>>>

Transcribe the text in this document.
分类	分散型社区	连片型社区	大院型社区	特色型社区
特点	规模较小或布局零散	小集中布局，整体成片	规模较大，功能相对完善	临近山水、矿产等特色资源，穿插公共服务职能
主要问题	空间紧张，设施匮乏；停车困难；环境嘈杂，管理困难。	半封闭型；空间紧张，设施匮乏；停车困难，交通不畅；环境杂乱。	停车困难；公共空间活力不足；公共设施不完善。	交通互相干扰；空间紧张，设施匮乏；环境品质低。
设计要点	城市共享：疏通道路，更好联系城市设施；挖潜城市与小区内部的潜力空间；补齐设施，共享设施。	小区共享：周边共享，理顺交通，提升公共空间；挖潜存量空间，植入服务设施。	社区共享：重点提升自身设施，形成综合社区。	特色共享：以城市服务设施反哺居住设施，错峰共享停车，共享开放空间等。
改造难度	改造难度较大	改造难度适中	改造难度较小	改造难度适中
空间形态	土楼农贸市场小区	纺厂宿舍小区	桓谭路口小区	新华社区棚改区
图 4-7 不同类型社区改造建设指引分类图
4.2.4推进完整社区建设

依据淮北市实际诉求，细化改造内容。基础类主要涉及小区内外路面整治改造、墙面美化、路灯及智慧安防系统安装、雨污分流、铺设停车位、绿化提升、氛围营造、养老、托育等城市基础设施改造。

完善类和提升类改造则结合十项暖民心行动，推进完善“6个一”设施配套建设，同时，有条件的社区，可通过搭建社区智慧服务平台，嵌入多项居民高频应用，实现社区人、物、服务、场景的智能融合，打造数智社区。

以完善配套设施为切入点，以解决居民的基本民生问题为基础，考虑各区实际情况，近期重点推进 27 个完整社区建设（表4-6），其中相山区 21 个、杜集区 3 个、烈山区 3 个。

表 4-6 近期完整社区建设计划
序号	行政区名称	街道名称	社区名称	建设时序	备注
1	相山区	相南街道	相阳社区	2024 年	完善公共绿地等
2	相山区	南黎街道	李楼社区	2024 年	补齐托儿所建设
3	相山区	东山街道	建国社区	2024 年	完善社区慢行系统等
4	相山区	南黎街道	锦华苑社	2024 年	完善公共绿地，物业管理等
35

<<<

The answer is a single number, the count of lines in the records that contain the string "南黎街道".

*Written answer:* 2